## Information supplied

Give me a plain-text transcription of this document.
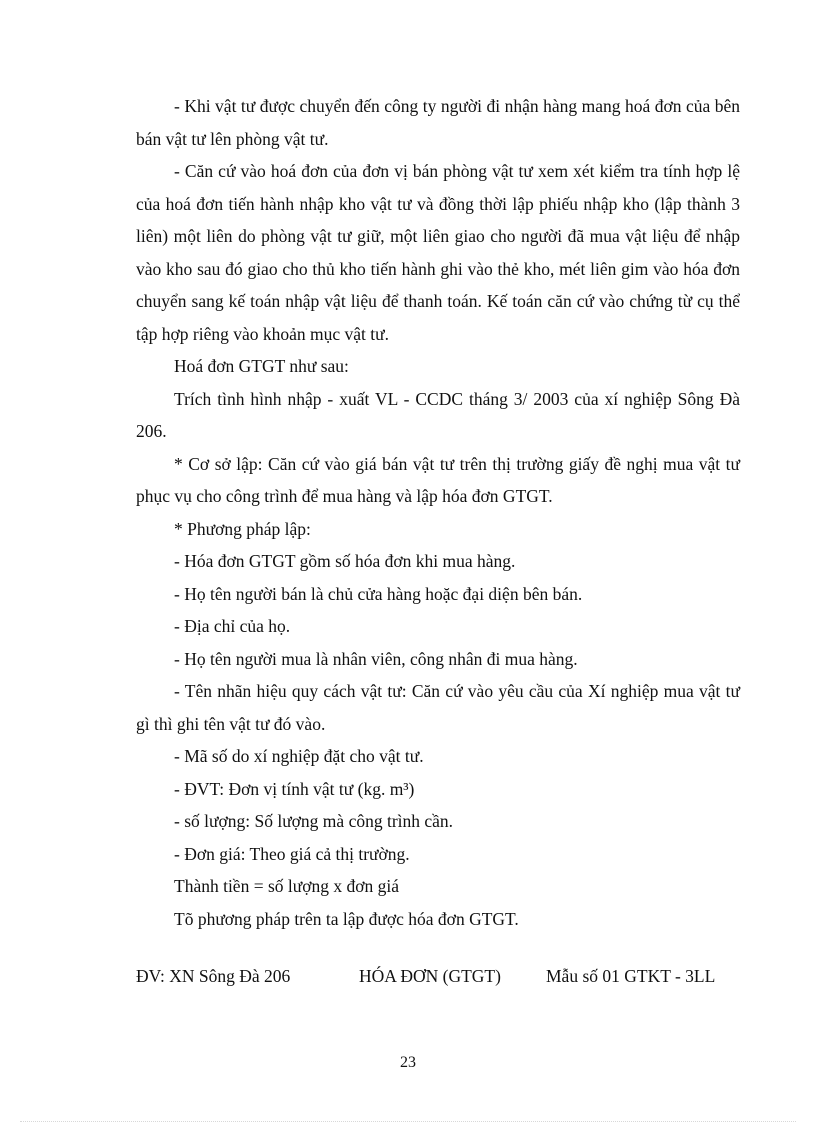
- Khi vật tư được chuyển đến công ty người đi nhận hàng mang hoá đơn của bên bán vật tư lên phòng vật tư.

- Căn cứ vào hoá đơn của đơn vị bán phòng vật tư xem xét kiểm tra tính hợp lệ của hoá đơn tiến hành nhập kho vật tư và đồng thời lập phiếu nhập kho (lập thành 3 liên) một liên do phòng vật tư giữ, một liên giao cho người đã mua vật liệu để nhập vào kho sau đó giao cho thủ kho tiến hành ghi vào thẻ kho, mét liên gim vào hóa đơn chuyển sang kế toán nhập vật liệu để thanh toán. Kế toán căn cứ vào chứng từ cụ thể tập hợp riêng vào khoản mục vật tư.

Hoá đơn GTGT như sau:

Trích tình hình nhập - xuất VL - CCDC tháng 3/ 2003 của xí nghiệp Sông Đà 206.

* Cơ sở lập: Căn cứ vào giá bán vật tư trên thị trường giấy đề nghị mua vật tư phục vụ cho công trình để mua hàng và lập hóa đơn GTGT.

* Phương pháp lập:

- Hóa đơn GTGT gồm số hóa đơn khi mua hàng.

- Họ tên người bán là chủ cửa hàng hoặc đại diện bên bán.

- Địa chỉ của họ.

- Họ tên người mua là nhân viên, công nhân đi mua hàng.

- Tên nhãn hiệu quy cách vật tư: Căn cứ vào yêu cầu của Xí nghiệp mua vật tư gì thì ghi tên vật tư đó vào.

- Mã số do xí nghiệp đặt cho vật tư.

- ĐVT: Đơn vị tính vật tư (kg. m³)

- số lượng: Số lượng mà công trình cần.

- Đơn giá: Theo giá cả thị trường.

Thành tiền = số lượng x đơn giá

Tõ phương pháp trên ta lập được hóa đơn GTGT.

ĐV: XN Sông Đà 206	HÓA ĐƠN (GTGT)	Mẫu số 01 GTKT - 3LL
23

## What the exercise asks
Return each line exactly as written. Any picture gets left out.

## Response
Give me a plain-text transcription of this document.
- Khi vật tư được chuyển đến công ty người đi nhận hàng mang hoá đơn của bên bán vật tư lên phòng vật tư.

- Căn cứ vào hoá đơn của đơn vị bán phòng vật tư xem xét kiểm tra tính hợp lệ của hoá đơn tiến hành nhập kho vật tư và đồng thời lập phiếu nhập kho (lập thành 3 liên) một liên do phòng vật tư giữ, một liên giao cho người đã mua vật liệu để nhập vào kho sau đó giao cho thủ kho tiến hành ghi vào thẻ kho, mét liên gim vào hóa đơn chuyển sang kế toán nhập vật liệu để thanh toán. Kế toán căn cứ vào chứng từ cụ thể tập hợp riêng vào khoản mục vật tư.

Hoá đơn GTGT như sau:

Trích tình hình nhập - xuất VL - CCDC tháng 3/ 2003 của xí nghiệp Sông Đà 206.

* Cơ sở lập: Căn cứ vào giá bán vật tư trên thị trường giấy đề nghị mua vật tư phục vụ cho công trình để mua hàng và lập hóa đơn GTGT.

* Phương pháp lập:

- Hóa đơn GTGT gồm số hóa đơn khi mua hàng.

- Họ tên người bán là chủ cửa hàng hoặc đại diện bên bán.

- Địa chỉ của họ.

- Họ tên người mua là nhân viên, công nhân đi mua hàng.

- Tên nhãn hiệu quy cách vật tư: Căn cứ vào yêu cầu của Xí nghiệp mua vật tư gì thì ghi tên vật tư đó vào.

- Mã số do xí nghiệp đặt cho vật tư.

- ĐVT: Đơn vị tính vật tư (kg. m³)

- số lượng: Số lượng mà công trình cần.

- Đơn giá: Theo giá cả thị trường.

Thành tiền = số lượng x đơn giá

Tõ phương pháp trên ta lập được hóa đơn GTGT.

ĐV: XN Sông Đà 206	HÓA ĐƠN (GTGT)	Mẫu số 01 GTKT - 3LL
23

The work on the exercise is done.